STATED GOAL — All of the data needs to be repeated exactly.

EXCERPTED DATA —
* begin *

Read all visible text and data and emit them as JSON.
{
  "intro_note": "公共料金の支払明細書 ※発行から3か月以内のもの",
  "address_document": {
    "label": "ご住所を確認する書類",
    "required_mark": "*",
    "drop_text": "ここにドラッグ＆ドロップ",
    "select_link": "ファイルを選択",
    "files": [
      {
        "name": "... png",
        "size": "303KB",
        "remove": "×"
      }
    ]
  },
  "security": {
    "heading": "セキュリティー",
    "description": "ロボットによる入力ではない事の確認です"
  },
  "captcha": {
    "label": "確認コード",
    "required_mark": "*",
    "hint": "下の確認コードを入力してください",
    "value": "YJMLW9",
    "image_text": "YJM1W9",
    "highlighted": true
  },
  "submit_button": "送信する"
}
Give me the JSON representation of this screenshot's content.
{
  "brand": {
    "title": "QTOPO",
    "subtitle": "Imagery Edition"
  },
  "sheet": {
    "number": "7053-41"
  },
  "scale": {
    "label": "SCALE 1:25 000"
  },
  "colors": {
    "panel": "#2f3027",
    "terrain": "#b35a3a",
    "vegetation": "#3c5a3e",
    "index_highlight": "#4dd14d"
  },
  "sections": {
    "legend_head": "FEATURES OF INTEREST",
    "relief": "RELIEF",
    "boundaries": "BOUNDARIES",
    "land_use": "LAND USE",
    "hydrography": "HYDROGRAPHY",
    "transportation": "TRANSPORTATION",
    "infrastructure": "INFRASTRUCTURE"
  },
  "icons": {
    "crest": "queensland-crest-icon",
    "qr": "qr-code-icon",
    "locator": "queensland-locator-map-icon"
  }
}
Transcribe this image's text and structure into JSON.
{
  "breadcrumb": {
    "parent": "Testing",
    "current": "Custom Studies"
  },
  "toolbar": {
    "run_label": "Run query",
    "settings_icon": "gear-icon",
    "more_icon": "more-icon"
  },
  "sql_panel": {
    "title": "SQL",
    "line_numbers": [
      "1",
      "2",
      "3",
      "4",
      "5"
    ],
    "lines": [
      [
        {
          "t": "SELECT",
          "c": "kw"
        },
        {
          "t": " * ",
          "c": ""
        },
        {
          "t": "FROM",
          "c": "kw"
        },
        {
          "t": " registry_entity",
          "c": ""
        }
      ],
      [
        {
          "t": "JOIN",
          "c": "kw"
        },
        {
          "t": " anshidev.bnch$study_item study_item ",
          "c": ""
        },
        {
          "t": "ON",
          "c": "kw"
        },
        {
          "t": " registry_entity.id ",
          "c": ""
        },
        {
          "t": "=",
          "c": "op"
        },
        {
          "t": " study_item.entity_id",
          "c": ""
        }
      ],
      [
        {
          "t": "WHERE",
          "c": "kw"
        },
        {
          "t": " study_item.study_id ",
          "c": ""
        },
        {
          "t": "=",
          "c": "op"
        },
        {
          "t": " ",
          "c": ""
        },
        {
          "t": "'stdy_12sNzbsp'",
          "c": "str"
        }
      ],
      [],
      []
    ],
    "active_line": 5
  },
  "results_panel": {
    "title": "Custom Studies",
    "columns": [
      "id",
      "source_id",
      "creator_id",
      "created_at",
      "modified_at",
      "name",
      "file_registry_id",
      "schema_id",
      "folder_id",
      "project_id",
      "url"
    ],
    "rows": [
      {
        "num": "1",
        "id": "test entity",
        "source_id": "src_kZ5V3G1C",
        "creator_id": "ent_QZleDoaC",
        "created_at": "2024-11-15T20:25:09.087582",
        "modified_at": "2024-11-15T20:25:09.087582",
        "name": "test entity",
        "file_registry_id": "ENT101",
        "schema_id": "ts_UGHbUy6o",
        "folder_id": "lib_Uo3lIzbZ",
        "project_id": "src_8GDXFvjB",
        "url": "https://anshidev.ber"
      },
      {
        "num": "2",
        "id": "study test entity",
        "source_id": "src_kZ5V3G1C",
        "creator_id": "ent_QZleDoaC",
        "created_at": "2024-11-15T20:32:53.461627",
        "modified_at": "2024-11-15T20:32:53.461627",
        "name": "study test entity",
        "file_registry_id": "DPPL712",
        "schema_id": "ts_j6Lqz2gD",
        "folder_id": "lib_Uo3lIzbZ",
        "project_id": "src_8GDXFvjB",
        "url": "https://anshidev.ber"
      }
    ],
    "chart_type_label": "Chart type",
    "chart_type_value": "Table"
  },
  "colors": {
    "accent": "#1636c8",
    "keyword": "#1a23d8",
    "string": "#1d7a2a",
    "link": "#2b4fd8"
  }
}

* end *

EXERCISE SOLUTION —
Read all visible text and data and emit them as JSON.
{
  "intro_note": "公共料金の支払明細書 ※発行から3か月以内のもの",
  "address_document": {
    "label": "ご住所を確認する書類",
    "required_mark": "*",
    "drop_text": "ここにドラッグ＆ドロップ",
    "select_link": "ファイルを選択",
    "files": [
      {
        "name": "... png",
        "size": "303KB",
        "remove": "×"
      }
    ]
  },
  "security": {
    "heading": "セキュリティー",
    "description": "ロボットによる入力ではない事の確認です"
  },
  "captcha": {
    "label": "確認コード",
    "required_mark": "*",
    "hint": "下の確認コードを入力してください",
    "value": "YJMLW9",
    "image_text": "YJM1W9",
    "highlighted": true
  },
  "submit_button": "送信する"
}
Give me the JSON representation of this screenshot's content.
{
  "brand": {
    "title": "QTOPO",
    "subtitle": "Imagery Edition"
  },
  "sheet": {
    "number": "7053-41"
  },
  "scale": {
    "label": "SCALE 1:25 000"
  },
  "colors": {
    "panel": "#2f3027",
    "terrain": "#b35a3a",
    "vegetation": "#3c5a3e",
    "index_highlight": "#4dd14d"
  },
  "sections": {
    "legend_head": "FEATURES OF INTEREST",
    "relief": "RELIEF",
    "boundaries": "BOUNDARIES",
    "land_use": "LAND USE",
    "hydrography": "HYDROGRAPHY",
    "transportation": "TRANSPORTATION",
    "infrastructure": "INFRASTRUCTURE"
  },
  "icons": {
    "crest": "queensland-crest-icon",
    "qr": "qr-code-icon",
    "locator": "queensland-locator-map-icon"
  }
}
Transcribe this image's text and structure into JSON.
{
  "breadcrumb": {
    "parent": "Testing",
    "current": "Custom Studies"
  },
  "toolbar": {
    "run_label": "Run query",
    "settings_icon": "gear-icon",
    "more_icon": "more-icon"
  },
  "sql_panel": {
    "title": "SQL",
    "line_numbers": [
      "1",
      "2",
      "3",
      "4",
      "5"
    ],
    "lines": [
      [
        {
          "t": "SELECT",
          "c": "kw"
        },
        {
          "t": " * ",
          "c": ""
        },
        {
          "t": "FROM",
          "c": "kw"
        },
        {
          "t": " registry_entity",
          "c": ""
        }
      ],
      [
        {
          "t": "JOIN",
          "c": "kw"
        },
        {
          "t": " anshidev.bnch$study_item study_item ",
          "c": ""
        },
        {
          "t": "ON",
          "c": "kw"
        },
        {
          "t": " registry_entity.id ",
          "c": ""
        },
        {
          "t": "=",
          "c": "op"
        },
        {
          "t": " study_item.entity_id",
          "c": ""
        }
      ],
      [
        {
          "t": "WHERE",
          "c": "kw"
        },
        {
          "t": " study_item.study_id ",
          "c": ""
        },
        {
          "t": "=",
          "c": "op"
        },
        {
          "t": " ",
          "c": ""
        },
        {
          "t": "'stdy_12sNzbsp'",
          "c": "str"
        }
      ],
      [],
      []
    ],
    "active_line": 5
  },
  "results_panel": {
    "title": "Custom Studies",
    "columns": [
      "id",
      "source_id",
      "creator_id",
      "created_at",
      "modified_at",
      "name",
      "file_registry_id",
      "schema_id",
      "folder_id",
      "project_id",
      "url"
    ],
    "rows": [
      {
        "num": "1",
        "id": "test entity",
        "source_id": "src_kZ5V3G1C",
        "creator_id": "ent_QZleDoaC",
        "created_at": "2024-11-15T20:25:09.087582",
        "modified_at": "2024-11-15T20:25:09.087582",
        "name": "test entity",
        "file_registry_id": "ENT101",
        "schema_id": "ts_UGHbUy6o",
        "folder_id": "lib_Uo3lIzbZ",
        "project_id": "src_8GDXFvjB",
        "url": "https://anshidev.ber"
      },
      {
        "num": "2",
        "id": "study test entity",
        "source_id": "src_kZ5V3G1C",
        "creator_id": "ent_QZleDoaC",
        "created_at": "2024-11-15T20:32:53.461627",
        "modified_at": "2024-11-15T20:32:53.461627",
        "name": "study test entity",
        "file_registry_id": "DPPL712",
        "schema_id": "ts_j6Lqz2gD",
        "folder_id": "lib_Uo3lIzbZ",
        "project_id": "src_8GDXFvjB",
        "url": "https://anshidev.ber"
      }
    ],
    "chart_type_label": "Chart type",
    "chart_type_value": "Table"
  },
  "colors": {
    "accent": "#1636c8",
    "keyword": "#1a23d8",
    "string": "#1d7a2a",
    "link": "#2b4fd8"
  }
}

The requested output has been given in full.